**Excerpted passage:**
»»

The High Tech Of Small-Batch Cheese

In many cities these days, cheeses described as “small-batch” and “artisanal” dot the shelves of farmer’s markets the supermarkets alike. These descriptors probably conjure images of an aproned farm maid milking her cows by hand and then spending the afternoon turning her sloshing buckets into cheddar or mozzarella. The reality is that while artisanal cheesemaking certainly depends on the care and skill of a knowledgeable maker, the picture of an idyllic, technology-free farm isn’t quite right. Modern cheesemaking, even the artisanal kind, uses technology and a less quaint, but more safety-oriented approach to produce the high-quality wedges and rounds that will grace cheese plates around the country over the coming holiday season.

««

**Task 1:**
Answer these questions from the passage on small-batch cheese:
(a) Which two descriptors of cheeses does it say appear on shelves in many cities?
(b) Which two cheeses does the imagined farm maid make from her buckets?
(c) Over what period does it say the cheeses will grace cheese plates around the country?
**Task 2:** Update the passage on small-batch cheese from "In many cities" to "coming holiday season.", writing "gouda" in place of "cheddar".
The material has no connection to the passage on small-batch cheese.

(Layout annotation records)
»»

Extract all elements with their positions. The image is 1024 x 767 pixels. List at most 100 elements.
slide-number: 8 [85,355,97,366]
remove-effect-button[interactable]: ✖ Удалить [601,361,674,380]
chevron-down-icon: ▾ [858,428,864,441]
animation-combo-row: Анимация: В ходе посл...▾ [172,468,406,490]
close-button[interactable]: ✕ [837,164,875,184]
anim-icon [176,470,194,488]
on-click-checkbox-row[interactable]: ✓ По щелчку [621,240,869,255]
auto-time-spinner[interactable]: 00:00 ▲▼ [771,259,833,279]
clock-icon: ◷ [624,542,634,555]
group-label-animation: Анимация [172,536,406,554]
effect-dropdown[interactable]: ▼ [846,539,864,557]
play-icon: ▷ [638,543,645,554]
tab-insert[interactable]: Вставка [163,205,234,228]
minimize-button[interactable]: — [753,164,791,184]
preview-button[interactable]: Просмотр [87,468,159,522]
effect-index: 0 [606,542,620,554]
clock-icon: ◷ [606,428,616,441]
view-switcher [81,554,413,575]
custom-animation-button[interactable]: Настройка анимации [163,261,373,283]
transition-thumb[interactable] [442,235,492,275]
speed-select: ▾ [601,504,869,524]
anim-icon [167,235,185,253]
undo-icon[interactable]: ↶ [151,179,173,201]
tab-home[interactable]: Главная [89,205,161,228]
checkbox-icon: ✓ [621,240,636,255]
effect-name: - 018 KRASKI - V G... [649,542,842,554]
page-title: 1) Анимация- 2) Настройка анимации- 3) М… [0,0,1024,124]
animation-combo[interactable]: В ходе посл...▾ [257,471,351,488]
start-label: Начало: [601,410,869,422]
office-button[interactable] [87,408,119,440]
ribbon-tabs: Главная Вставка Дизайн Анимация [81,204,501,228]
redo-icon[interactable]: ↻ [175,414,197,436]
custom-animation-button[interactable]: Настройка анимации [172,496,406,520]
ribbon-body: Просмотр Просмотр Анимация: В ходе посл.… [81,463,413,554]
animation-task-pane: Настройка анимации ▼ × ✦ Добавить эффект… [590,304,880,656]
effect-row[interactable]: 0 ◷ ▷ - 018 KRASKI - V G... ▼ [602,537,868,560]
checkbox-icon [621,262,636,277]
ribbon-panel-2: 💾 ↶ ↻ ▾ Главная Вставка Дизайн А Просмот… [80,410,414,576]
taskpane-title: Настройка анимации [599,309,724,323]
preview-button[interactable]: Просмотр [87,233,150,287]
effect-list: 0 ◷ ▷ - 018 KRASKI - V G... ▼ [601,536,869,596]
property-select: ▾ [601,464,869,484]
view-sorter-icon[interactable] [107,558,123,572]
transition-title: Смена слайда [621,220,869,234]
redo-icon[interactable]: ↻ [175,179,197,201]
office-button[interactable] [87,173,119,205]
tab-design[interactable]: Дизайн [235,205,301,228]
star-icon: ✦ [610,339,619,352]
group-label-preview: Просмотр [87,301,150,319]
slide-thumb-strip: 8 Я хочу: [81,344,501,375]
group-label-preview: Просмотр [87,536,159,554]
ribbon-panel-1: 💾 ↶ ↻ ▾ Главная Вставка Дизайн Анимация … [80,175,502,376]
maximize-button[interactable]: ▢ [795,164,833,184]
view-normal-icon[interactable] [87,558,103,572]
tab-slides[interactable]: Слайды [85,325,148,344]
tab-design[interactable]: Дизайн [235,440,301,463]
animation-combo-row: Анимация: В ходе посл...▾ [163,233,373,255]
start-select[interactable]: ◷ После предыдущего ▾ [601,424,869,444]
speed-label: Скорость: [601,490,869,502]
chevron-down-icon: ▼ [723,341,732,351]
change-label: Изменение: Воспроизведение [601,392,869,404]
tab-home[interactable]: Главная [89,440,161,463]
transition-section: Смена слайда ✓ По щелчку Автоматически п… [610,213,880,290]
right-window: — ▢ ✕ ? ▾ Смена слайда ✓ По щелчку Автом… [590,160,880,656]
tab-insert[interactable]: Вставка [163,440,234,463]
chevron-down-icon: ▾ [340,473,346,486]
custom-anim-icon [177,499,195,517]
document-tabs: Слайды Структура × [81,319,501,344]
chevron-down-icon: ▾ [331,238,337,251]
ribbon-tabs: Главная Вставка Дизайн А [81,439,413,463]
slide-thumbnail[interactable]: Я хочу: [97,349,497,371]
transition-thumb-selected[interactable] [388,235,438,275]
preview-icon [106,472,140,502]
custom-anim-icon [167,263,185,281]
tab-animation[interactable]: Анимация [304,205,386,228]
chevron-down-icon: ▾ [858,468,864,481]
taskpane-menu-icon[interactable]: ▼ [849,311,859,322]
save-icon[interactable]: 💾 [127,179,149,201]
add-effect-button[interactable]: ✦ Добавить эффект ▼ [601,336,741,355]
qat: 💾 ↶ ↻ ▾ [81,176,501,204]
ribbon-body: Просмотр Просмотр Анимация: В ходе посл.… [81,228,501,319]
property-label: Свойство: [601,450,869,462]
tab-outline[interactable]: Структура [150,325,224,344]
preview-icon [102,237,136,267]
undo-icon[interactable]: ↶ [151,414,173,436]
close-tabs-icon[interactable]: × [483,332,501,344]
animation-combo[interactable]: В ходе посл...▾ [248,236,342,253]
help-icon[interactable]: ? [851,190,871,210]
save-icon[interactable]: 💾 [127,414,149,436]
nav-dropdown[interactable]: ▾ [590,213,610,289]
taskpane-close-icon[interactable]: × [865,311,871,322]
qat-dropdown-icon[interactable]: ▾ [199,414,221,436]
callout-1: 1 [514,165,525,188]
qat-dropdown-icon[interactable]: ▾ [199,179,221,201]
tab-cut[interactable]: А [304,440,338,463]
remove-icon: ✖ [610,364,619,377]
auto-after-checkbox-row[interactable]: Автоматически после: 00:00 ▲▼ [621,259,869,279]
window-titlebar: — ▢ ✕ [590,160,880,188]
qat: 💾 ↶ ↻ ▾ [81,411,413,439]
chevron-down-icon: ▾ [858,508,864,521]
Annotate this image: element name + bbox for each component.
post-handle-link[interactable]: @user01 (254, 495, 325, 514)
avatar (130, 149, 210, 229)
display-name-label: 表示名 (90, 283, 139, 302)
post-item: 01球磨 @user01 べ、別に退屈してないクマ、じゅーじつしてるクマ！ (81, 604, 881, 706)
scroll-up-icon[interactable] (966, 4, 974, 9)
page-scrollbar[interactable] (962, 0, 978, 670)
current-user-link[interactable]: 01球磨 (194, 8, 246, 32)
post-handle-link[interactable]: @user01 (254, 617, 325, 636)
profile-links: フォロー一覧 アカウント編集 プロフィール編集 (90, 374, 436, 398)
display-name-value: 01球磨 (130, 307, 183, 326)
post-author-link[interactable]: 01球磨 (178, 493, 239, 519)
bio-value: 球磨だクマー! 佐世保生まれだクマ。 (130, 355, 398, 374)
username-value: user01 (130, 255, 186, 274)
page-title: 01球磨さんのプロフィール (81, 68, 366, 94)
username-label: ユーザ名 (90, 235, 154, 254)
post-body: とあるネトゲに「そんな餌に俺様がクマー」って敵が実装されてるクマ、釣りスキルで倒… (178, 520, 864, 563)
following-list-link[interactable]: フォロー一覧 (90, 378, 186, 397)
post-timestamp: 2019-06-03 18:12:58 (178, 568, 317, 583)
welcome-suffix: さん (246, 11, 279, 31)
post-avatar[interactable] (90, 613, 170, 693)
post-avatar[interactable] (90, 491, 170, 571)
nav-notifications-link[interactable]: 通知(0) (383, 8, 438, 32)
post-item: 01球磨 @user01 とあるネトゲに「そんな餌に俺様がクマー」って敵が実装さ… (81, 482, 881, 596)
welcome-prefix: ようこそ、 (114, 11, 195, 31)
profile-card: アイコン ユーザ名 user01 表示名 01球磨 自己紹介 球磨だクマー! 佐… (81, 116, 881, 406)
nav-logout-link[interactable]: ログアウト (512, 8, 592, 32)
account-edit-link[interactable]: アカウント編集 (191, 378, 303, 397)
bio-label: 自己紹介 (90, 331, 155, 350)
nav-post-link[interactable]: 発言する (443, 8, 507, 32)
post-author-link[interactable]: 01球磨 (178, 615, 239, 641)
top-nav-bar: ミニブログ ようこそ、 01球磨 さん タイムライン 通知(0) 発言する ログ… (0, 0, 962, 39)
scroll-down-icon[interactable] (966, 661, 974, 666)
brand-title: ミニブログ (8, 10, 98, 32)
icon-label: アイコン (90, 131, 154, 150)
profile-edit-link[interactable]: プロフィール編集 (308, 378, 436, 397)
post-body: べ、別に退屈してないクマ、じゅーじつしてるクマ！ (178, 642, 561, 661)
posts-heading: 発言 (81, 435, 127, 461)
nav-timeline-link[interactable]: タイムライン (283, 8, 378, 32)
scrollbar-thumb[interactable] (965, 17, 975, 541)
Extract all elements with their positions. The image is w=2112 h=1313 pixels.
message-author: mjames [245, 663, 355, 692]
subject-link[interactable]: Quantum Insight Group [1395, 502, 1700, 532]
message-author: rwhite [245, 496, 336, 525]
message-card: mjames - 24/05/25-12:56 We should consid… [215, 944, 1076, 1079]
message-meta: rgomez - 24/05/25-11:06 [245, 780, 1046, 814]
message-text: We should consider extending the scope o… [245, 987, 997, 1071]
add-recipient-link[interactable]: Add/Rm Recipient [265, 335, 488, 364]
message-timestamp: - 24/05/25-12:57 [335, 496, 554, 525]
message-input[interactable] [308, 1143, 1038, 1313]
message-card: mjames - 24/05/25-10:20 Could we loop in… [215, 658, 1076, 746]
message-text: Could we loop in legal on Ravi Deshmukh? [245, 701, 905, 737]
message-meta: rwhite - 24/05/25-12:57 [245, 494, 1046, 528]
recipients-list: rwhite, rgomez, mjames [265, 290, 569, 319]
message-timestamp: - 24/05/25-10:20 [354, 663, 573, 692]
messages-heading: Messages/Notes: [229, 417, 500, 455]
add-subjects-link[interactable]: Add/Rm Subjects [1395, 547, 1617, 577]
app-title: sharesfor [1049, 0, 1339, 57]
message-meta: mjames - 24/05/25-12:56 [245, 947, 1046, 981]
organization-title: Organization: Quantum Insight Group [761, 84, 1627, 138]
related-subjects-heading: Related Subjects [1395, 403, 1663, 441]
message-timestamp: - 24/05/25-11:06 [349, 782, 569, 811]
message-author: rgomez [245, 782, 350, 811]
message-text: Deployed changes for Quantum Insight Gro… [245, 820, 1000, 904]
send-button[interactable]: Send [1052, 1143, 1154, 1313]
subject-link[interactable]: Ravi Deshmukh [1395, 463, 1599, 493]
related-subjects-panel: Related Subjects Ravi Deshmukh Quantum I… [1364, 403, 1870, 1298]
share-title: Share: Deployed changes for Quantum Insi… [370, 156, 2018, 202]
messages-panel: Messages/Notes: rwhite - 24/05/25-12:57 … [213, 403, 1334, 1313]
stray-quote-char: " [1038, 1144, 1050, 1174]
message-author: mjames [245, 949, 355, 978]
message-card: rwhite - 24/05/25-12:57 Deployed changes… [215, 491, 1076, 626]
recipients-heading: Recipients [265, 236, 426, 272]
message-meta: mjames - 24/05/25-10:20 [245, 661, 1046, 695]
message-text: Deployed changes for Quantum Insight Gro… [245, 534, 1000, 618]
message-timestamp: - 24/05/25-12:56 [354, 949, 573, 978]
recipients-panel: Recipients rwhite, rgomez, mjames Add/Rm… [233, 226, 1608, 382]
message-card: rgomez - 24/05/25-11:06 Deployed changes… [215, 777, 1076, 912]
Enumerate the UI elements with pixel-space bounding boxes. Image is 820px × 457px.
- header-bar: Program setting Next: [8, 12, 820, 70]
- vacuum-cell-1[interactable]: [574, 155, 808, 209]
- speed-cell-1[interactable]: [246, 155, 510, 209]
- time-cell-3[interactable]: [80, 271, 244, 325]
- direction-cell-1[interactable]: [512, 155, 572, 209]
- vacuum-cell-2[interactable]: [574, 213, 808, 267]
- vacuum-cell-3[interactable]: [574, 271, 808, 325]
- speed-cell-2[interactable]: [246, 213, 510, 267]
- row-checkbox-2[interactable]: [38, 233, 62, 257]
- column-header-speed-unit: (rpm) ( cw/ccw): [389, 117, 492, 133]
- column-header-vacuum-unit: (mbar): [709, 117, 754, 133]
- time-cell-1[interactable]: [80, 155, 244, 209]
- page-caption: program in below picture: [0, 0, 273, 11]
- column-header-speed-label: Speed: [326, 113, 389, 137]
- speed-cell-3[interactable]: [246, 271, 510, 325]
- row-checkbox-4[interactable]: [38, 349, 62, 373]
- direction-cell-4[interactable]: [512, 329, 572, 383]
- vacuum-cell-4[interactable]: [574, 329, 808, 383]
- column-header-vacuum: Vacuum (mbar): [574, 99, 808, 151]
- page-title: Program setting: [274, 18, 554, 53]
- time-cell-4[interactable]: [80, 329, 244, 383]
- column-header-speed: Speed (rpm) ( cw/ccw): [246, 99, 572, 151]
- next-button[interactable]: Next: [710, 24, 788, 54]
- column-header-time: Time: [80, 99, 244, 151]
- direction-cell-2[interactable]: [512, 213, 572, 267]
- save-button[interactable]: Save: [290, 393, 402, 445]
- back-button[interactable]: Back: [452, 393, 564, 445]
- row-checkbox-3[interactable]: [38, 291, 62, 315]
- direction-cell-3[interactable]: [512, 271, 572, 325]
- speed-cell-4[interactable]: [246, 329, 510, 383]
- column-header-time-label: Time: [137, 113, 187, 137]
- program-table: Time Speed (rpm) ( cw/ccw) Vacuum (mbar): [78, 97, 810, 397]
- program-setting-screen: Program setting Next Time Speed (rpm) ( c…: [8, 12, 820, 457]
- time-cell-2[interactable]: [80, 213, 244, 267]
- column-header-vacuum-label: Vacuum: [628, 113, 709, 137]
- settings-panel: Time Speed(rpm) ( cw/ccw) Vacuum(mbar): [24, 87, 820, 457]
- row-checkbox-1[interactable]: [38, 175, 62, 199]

««

**Full output 1:**
(a) "Small-batch" and "artisanal."
(b) Cheddar or mozzarella.
(c) The coming holiday season.

**Full output 2:**
In many cities these days, cheeses described as “small-batch” and “artisanal” dot the shelves of farmer’s markets the supermarkets alike. These descriptors probably conjure images of an aproned farm maid milking her cows by hand and then spending the afternoon turning her sloshing buckets into gouda or mozzarella. The reality is that while artisanal cheesemaking certainly depends on the care and skill of a knowledgeable maker, the picture of an idyllic, technology-free farm isn’t quite right. Modern cheesemaking, even the artisanal kind, uses technology and a less quaint, but more safety-oriented approach to produce the high-quality wedges and rounds that will grace cheese plates around the country over the coming holiday season.